Records from a data collection
_ _ _ _ _ _ _
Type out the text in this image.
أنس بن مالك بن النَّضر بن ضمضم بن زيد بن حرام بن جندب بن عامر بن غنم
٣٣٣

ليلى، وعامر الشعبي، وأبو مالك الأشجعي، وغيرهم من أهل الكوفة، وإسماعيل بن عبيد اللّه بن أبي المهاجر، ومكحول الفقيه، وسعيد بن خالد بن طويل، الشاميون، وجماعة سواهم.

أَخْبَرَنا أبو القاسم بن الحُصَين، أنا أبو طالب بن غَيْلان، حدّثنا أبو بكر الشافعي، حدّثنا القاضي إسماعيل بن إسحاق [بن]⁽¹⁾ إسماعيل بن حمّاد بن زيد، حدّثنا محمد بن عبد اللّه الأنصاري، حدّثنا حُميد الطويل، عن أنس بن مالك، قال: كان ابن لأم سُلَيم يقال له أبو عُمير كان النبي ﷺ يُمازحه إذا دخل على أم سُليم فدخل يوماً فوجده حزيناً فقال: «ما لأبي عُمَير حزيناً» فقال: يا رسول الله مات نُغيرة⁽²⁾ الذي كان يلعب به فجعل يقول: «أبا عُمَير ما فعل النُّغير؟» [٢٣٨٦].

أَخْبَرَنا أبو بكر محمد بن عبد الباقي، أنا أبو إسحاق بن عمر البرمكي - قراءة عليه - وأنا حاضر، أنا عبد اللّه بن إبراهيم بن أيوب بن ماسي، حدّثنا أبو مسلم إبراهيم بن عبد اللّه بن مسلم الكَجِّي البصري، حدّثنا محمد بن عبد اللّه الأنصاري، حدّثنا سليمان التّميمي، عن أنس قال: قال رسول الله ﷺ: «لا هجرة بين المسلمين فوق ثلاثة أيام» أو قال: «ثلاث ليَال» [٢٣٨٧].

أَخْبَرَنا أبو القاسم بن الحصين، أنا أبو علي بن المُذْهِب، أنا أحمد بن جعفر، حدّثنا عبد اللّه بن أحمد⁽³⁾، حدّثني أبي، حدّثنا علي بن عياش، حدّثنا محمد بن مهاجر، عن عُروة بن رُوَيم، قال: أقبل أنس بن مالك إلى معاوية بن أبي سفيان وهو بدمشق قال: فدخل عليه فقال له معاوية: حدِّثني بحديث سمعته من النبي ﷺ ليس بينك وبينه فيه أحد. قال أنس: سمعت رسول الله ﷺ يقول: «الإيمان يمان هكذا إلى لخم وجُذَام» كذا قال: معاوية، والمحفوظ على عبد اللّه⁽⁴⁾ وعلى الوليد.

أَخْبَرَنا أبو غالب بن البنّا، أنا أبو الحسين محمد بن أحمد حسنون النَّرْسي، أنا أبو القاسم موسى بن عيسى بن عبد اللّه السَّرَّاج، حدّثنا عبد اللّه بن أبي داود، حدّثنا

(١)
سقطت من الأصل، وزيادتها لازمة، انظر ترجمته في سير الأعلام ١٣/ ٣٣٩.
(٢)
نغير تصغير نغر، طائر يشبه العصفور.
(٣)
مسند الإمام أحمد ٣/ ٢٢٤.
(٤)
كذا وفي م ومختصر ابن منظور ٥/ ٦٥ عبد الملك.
_ _ _ _ _ _ _
Return every record, word for word.

Type out the text in this image.
أنس بن مالك بن النَّضر بن ضمضم بن زيد بن حرام بن جندب بن عامر بن غنم
٣٣٣

ليلى، وعامر الشعبي، وأبو مالك الأشجعي، وغيرهم من أهل الكوفة، وإسماعيل بن عبيد اللّه بن أبي المهاجر، ومكحول الفقيه، وسعيد بن خالد بن طويل، الشاميون، وجماعة سواهم.

أَخْبَرَنا أبو القاسم بن الحُصَين، أنا أبو طالب بن غَيْلان، حدّثنا أبو بكر الشافعي، حدّثنا القاضي إسماعيل بن إسحاق [بن]⁽¹⁾ إسماعيل بن حمّاد بن زيد، حدّثنا محمد بن عبد اللّه الأنصاري، حدّثنا حُميد الطويل، عن أنس بن مالك، قال: كان ابن لأم سُلَيم يقال له أبو عُمير كان النبي ﷺ يُمازحه إذا دخل على أم سُليم فدخل يوماً فوجده حزيناً فقال: «ما لأبي عُمَير حزيناً» فقال: يا رسول الله مات نُغيرة⁽²⁾ الذي كان يلعب به فجعل يقول: «أبا عُمَير ما فعل النُّغير؟» [٢٣٨٦].

أَخْبَرَنا أبو بكر محمد بن عبد الباقي، أنا أبو إسحاق بن عمر البرمكي - قراءة عليه - وأنا حاضر، أنا عبد اللّه بن إبراهيم بن أيوب بن ماسي، حدّثنا أبو مسلم إبراهيم بن عبد اللّه بن مسلم الكَجِّي البصري، حدّثنا محمد بن عبد اللّه الأنصاري، حدّثنا سليمان التّميمي، عن أنس قال: قال رسول الله ﷺ: «لا هجرة بين المسلمين فوق ثلاثة أيام» أو قال: «ثلاث ليَال» [٢٣٨٧].

أَخْبَرَنا أبو القاسم بن الحصين، أنا أبو علي بن المُذْهِب، أنا أحمد بن جعفر، حدّثنا عبد اللّه بن أحمد⁽³⁾، حدّثني أبي، حدّثنا علي بن عياش، حدّثنا محمد بن مهاجر، عن عُروة بن رُوَيم، قال: أقبل أنس بن مالك إلى معاوية بن أبي سفيان وهو بدمشق قال: فدخل عليه فقال له معاوية: حدِّثني بحديث سمعته من النبي ﷺ ليس بينك وبينه فيه أحد. قال أنس: سمعت رسول الله ﷺ يقول: «الإيمان يمان هكذا إلى لخم وجُذَام» كذا قال: معاوية، والمحفوظ على عبد اللّه⁽⁴⁾ وعلى الوليد.

أَخْبَرَنا أبو غالب بن البنّا، أنا أبو الحسين محمد بن أحمد حسنون النَّرْسي، أنا أبو القاسم موسى بن عيسى بن عبد اللّه السَّرَّاج، حدّثنا عبد اللّه بن أبي داود، حدّثنا

(١)
سقطت من الأصل، وزيادتها لازمة، انظر ترجمته في سير الأعلام ١٣/ ٣٣٩.
(٢)
نغير تصغير نغر، طائر يشبه العصفور.
(٣)
مسند الإمام أحمد ٣/ ٢٢٤.
(٤)
كذا وفي م ومختصر ابن منظور ٥/ ٦٥ عبد الملك.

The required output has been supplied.